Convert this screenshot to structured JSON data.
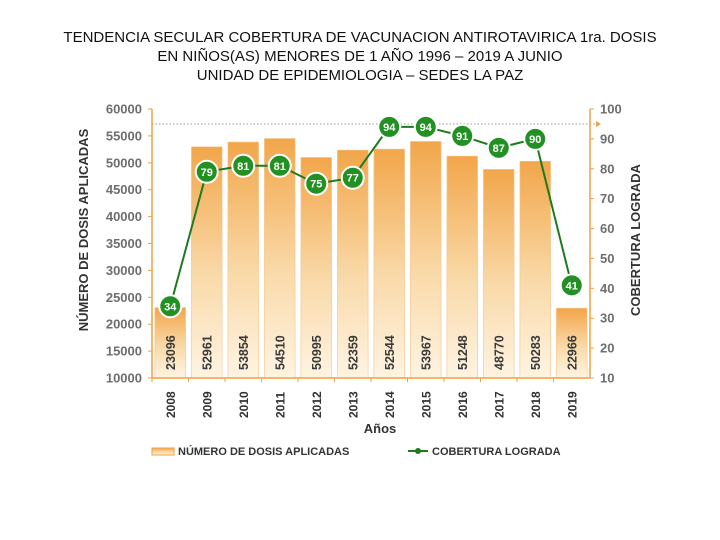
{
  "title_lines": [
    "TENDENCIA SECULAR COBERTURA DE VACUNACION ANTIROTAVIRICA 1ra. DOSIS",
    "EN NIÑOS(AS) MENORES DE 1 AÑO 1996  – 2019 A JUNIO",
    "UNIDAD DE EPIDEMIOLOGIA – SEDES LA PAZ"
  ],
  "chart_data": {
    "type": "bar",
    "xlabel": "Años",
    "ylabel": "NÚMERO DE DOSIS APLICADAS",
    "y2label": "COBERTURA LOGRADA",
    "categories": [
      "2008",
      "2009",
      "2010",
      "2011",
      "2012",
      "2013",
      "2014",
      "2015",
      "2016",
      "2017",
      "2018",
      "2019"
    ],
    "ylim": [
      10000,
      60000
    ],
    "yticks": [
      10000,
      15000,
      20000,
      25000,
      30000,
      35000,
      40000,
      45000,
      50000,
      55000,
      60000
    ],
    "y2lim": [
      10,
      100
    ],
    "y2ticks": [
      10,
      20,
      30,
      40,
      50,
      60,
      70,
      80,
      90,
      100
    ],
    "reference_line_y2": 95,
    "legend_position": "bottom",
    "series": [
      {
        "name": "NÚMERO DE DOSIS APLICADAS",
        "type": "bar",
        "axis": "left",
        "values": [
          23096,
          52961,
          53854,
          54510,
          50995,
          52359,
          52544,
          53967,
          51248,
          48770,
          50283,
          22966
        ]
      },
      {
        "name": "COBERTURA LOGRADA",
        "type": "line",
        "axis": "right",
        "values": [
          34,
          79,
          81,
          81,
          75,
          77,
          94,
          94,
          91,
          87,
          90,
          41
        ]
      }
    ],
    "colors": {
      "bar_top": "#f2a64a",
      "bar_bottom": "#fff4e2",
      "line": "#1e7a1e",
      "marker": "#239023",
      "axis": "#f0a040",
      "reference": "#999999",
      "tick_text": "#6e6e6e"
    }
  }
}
══════
== TASK INSTRUCTIONS ==
Copy out each record shown above without alteration, skipping any picture.

== EXPECTED OUTPUT ==
Convert this screenshot to structured JSON data.
{
  "title_lines": [
    "TENDENCIA SECULAR COBERTURA DE VACUNACION ANTIROTAVIRICA 1ra. DOSIS",
    "EN NIÑOS(AS) MENORES DE 1 AÑO 1996  – 2019 A JUNIO",
    "UNIDAD DE EPIDEMIOLOGIA – SEDES LA PAZ"
  ],
  "chart_data": {
    "type": "bar",
    "xlabel": "Años",
    "ylabel": "NÚMERO DE DOSIS APLICADAS",
    "y2label": "COBERTURA LOGRADA",
    "categories": [
      "2008",
      "2009",
      "2010",
      "2011",
      "2012",
      "2013",
      "2014",
      "2015",
      "2016",
      "2017",
      "2018",
      "2019"
    ],
    "ylim": [
      10000,
      60000
    ],
    "yticks": [
      10000,
      15000,
      20000,
      25000,
      30000,
      35000,
      40000,
      45000,
      50000,
      55000,
      60000
    ],
    "y2lim": [
      10,
      100
    ],
    "y2ticks": [
      10,
      20,
      30,
      40,
      50,
      60,
      70,
      80,
      90,
      100
    ],
    "reference_line_y2": 95,
    "legend_position": "bottom",
    "series": [
      {
        "name": "NÚMERO DE DOSIS APLICADAS",
        "type": "bar",
        "axis": "left",
        "values": [
          23096,
          52961,
          53854,
          54510,
          50995,
          52359,
          52544,
          53967,
          51248,
          48770,
          50283,
          22966
        ]
      },
      {
        "name": "COBERTURA LOGRADA",
        "type": "line",
        "axis": "right",
        "values": [
          34,
          79,
          81,
          81,
          75,
          77,
          94,
          94,
          91,
          87,
          90,
          41
        ]
      }
    ],
    "colors": {
      "bar_top": "#f2a64a",
      "bar_bottom": "#fff4e2",
      "line": "#1e7a1e",
      "marker": "#239023",
      "axis": "#f0a040",
      "reference": "#999999",
      "tick_text": "#6e6e6e"
    }
  }
}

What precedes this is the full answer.